● Requirement: Single out the lines that include the word "чувствительность". Copy them.
— Begin —
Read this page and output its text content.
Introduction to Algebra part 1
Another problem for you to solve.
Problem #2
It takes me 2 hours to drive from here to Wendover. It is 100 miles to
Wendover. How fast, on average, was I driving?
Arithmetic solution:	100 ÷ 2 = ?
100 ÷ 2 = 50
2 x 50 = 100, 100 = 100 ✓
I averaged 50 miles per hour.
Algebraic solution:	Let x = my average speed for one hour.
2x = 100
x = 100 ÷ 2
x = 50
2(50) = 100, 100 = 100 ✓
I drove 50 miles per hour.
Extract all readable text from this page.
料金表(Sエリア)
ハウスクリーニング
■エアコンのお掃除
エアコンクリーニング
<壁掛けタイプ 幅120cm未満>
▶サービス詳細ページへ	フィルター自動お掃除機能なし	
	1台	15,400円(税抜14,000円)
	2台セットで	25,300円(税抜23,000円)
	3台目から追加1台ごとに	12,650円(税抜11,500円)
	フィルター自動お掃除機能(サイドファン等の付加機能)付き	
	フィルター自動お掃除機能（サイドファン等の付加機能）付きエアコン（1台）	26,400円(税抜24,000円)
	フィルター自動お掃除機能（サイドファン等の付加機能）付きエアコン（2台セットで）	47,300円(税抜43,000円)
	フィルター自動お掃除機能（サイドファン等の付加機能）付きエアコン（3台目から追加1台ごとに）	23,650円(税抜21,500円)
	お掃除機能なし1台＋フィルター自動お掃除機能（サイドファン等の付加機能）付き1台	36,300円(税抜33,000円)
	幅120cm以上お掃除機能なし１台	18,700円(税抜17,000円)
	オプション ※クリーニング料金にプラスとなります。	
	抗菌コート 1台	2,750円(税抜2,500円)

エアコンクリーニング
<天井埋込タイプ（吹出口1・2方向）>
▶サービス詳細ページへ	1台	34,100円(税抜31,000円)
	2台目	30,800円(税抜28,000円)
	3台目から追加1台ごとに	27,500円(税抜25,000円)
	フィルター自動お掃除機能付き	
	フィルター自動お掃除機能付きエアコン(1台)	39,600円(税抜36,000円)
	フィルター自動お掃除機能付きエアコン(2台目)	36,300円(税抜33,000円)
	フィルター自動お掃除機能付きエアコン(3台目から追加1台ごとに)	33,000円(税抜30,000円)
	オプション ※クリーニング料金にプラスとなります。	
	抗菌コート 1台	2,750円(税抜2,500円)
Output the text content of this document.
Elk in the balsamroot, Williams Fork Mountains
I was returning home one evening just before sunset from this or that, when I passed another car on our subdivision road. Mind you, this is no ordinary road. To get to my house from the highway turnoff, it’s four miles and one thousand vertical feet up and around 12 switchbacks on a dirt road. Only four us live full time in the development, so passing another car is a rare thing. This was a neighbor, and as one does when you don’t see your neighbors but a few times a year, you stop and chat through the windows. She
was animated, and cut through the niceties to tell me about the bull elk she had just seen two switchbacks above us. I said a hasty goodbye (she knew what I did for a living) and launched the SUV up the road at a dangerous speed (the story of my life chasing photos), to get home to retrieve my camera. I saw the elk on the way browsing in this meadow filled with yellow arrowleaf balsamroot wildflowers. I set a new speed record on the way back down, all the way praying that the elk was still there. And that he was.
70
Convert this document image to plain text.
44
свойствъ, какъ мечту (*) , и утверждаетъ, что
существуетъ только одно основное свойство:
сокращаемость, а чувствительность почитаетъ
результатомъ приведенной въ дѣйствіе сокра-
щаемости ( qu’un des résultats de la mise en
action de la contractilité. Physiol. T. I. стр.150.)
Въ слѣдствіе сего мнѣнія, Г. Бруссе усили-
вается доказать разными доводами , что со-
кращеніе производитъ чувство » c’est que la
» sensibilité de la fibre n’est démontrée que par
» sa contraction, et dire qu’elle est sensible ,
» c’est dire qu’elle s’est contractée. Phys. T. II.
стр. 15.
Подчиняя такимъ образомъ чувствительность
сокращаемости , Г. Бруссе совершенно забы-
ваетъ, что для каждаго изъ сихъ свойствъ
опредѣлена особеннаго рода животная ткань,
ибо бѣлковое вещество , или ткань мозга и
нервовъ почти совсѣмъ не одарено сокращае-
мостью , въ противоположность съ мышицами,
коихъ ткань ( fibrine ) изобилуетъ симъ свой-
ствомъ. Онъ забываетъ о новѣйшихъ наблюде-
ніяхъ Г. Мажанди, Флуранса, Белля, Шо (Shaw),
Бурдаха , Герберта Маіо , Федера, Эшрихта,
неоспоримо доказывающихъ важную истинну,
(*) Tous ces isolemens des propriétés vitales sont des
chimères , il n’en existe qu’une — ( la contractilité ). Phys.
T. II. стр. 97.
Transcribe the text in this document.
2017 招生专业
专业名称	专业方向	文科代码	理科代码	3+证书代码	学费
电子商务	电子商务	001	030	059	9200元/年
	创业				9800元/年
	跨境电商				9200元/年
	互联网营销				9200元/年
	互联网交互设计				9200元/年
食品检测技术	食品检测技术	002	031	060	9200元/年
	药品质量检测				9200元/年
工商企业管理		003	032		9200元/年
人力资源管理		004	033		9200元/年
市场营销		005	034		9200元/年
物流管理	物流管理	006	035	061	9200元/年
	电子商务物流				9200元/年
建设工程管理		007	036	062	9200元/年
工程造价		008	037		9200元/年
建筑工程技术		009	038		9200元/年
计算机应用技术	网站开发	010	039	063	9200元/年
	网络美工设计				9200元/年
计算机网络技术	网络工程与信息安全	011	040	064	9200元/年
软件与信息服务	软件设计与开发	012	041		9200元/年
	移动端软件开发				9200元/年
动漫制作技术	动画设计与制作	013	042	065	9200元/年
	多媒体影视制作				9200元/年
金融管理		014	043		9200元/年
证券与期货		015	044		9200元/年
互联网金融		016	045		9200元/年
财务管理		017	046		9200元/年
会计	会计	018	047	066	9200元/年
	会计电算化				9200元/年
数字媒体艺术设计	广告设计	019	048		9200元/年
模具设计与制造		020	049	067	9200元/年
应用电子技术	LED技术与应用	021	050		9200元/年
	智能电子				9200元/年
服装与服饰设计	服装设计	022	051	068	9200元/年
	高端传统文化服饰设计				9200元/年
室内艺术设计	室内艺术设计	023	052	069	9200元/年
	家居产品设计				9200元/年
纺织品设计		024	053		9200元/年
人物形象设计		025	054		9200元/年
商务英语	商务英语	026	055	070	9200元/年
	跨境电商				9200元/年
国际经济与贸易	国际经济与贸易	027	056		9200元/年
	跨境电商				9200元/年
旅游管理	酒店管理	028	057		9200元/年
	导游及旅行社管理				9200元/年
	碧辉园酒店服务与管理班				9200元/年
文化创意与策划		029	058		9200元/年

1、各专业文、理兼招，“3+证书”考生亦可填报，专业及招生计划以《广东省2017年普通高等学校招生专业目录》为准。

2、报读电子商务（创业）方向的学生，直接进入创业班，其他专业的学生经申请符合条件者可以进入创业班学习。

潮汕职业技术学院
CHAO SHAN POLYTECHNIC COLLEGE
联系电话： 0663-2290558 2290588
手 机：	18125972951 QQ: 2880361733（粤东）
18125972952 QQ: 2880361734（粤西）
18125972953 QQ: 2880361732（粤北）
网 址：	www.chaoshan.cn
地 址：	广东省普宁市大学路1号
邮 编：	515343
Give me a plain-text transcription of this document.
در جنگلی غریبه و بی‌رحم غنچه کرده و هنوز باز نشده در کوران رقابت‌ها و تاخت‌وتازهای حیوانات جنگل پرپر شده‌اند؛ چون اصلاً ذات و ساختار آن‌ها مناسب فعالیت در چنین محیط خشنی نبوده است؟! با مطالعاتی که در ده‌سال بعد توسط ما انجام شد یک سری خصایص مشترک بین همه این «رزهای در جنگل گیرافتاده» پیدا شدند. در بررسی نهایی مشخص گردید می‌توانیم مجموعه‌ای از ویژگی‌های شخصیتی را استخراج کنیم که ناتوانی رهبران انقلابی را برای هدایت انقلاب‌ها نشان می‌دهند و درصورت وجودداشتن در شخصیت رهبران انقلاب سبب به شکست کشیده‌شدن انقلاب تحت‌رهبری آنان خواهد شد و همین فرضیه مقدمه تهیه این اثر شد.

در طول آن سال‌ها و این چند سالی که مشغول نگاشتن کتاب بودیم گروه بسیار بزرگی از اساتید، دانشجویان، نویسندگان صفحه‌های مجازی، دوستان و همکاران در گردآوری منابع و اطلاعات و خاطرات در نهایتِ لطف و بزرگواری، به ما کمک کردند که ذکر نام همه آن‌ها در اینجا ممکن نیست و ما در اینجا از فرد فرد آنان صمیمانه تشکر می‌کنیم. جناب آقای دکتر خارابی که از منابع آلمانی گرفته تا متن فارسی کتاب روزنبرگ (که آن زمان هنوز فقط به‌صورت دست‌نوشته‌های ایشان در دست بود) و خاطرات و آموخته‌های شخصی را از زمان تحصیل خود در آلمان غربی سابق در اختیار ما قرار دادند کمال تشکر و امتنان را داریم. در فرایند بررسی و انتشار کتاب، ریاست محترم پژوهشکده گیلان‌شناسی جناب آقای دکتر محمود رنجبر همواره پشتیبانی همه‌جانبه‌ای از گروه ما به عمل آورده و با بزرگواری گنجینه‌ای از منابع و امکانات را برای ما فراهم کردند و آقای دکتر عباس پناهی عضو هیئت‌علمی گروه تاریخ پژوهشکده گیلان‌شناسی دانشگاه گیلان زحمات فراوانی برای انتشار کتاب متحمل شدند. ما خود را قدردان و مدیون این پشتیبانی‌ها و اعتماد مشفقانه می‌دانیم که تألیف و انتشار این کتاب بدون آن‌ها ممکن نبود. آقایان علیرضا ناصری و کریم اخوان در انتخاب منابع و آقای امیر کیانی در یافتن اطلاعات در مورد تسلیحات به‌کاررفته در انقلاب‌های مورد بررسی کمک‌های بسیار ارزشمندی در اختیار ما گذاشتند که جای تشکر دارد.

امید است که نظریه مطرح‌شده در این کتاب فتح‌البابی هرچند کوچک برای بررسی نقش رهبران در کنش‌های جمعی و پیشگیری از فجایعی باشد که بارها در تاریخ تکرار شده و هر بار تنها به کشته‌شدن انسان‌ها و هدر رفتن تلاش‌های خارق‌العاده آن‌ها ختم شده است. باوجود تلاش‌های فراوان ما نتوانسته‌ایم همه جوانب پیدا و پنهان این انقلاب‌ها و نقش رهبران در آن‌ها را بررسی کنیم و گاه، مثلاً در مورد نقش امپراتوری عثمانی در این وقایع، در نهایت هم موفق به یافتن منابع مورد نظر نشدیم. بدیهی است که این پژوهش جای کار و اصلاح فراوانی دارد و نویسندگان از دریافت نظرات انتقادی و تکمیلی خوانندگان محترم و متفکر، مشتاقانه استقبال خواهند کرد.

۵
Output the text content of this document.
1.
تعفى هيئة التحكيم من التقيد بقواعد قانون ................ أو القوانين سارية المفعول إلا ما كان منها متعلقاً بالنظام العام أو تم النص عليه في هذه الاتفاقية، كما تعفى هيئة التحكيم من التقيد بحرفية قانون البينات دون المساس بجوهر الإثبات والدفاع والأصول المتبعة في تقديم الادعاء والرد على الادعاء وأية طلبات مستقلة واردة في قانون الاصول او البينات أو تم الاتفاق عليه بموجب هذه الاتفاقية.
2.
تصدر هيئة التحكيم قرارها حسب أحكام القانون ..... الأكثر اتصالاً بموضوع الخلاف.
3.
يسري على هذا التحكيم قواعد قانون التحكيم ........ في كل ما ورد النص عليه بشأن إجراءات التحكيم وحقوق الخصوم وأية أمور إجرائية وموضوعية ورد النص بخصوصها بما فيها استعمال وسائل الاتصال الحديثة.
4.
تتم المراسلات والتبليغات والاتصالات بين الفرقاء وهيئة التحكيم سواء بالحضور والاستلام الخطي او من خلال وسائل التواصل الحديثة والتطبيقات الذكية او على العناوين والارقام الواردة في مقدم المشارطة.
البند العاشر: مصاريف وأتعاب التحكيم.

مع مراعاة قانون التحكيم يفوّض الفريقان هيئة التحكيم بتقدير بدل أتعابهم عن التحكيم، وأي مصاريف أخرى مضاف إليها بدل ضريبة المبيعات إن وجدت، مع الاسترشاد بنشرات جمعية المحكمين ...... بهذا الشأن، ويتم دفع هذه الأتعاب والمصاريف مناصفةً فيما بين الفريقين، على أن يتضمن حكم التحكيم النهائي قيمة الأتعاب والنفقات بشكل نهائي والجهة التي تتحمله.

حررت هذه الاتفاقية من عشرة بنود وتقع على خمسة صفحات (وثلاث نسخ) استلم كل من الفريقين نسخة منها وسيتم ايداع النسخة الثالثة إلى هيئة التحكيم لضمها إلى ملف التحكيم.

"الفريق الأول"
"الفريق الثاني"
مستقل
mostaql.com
— End —
● Answer for the task:
сокращаемость, а чувствительность почитаетъ
Подчиняя такимъ образомъ чувствительность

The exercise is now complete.